Records for this task
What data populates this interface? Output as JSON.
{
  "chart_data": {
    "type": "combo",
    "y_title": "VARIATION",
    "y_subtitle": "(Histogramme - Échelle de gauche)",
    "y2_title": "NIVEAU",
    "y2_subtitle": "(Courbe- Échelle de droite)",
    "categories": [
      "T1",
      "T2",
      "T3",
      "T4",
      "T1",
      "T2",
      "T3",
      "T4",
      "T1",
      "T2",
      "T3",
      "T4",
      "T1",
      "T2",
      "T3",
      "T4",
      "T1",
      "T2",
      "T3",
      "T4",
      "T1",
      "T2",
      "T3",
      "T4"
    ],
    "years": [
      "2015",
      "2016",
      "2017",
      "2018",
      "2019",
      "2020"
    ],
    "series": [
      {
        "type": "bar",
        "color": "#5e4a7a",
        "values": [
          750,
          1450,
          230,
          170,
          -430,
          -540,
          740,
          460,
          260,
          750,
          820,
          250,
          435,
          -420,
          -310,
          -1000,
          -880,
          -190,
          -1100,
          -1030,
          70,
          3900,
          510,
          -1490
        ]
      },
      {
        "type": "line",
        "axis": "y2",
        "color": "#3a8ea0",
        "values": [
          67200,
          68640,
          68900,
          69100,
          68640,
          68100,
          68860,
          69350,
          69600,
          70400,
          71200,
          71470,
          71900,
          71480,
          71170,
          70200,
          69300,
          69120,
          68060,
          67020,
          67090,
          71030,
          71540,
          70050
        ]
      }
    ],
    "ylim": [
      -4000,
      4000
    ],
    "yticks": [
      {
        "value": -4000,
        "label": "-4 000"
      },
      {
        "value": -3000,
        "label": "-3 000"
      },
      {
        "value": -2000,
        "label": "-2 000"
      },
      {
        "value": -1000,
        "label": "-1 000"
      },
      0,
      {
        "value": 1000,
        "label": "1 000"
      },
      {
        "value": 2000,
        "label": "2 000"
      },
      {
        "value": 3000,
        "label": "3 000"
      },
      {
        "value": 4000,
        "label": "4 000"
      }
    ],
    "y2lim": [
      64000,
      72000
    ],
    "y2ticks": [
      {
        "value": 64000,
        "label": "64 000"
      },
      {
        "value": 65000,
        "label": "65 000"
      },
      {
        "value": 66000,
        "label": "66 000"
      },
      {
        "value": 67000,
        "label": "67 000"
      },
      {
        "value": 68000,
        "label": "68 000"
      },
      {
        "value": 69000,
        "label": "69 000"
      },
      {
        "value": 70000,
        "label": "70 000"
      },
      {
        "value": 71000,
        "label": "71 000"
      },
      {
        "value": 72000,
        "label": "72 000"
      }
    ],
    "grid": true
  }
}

Work to do
Output the entries exactly.

Written response
What data populates this interface? Output as JSON.
{
  "chart_data": {
    "type": "combo",
    "y_title": "VARIATION",
    "y_subtitle": "(Histogramme - Échelle de gauche)",
    "y2_title": "NIVEAU",
    "y2_subtitle": "(Courbe- Échelle de droite)",
    "categories": [
      "T1",
      "T2",
      "T3",
      "T4",
      "T1",
      "T2",
      "T3",
      "T4",
      "T1",
      "T2",
      "T3",
      "T4",
      "T1",
      "T2",
      "T3",
      "T4",
      "T1",
      "T2",
      "T3",
      "T4",
      "T1",
      "T2",
      "T3",
      "T4"
    ],
    "years": [
      "2015",
      "2016",
      "2017",
      "2018",
      "2019",
      "2020"
    ],
    "series": [
      {
        "type": "bar",
        "color": "#5e4a7a",
        "values": [
          750,
          1450,
          230,
          170,
          -430,
          -540,
          740,
          460,
          260,
          750,
          820,
          250,
          435,
          -420,
          -310,
          -1000,
          -880,
          -190,
          -1100,
          -1030,
          70,
          3900,
          510,
          -1490
        ]
      },
      {
        "type": "line",
        "axis": "y2",
        "color": "#3a8ea0",
        "values": [
          67200,
          68640,
          68900,
          69100,
          68640,
          68100,
          68860,
          69350,
          69600,
          70400,
          71200,
          71470,
          71900,
          71480,
          71170,
          70200,
          69300,
          69120,
          68060,
          67020,
          67090,
          71030,
          71540,
          70050
        ]
      }
    ],
    "ylim": [
      -4000,
      4000
    ],
    "yticks": [
      {
        "value": -4000,
        "label": "-4 000"
      },
      {
        "value": -3000,
        "label": "-3 000"
      },
      {
        "value": -2000,
        "label": "-2 000"
      },
      {
        "value": -1000,
        "label": "-1 000"
      },
      0,
      {
        "value": 1000,
        "label": "1 000"
      },
      {
        "value": 2000,
        "label": "2 000"
      },
      {
        "value": 3000,
        "label": "3 000"
      },
      {
        "value": 4000,
        "label": "4 000"
      }
    ],
    "y2lim": [
      64000,
      72000
    ],
    "y2ticks": [
      {
        "value": 64000,
        "label": "64 000"
      },
      {
        "value": 65000,
        "label": "65 000"
      },
      {
        "value": 66000,
        "label": "66 000"
      },
      {
        "value": 67000,
        "label": "67 000"
      },
      {
        "value": 68000,
        "label": "68 000"
      },
      {
        "value": 69000,
        "label": "69 000"
      },
      {
        "value": 70000,
        "label": "70 000"
      },
      {
        "value": 71000,
        "label": "71 000"
      },
      {
        "value": 72000,
        "label": "72 000"
      }
    ],
    "grid": true
  }
}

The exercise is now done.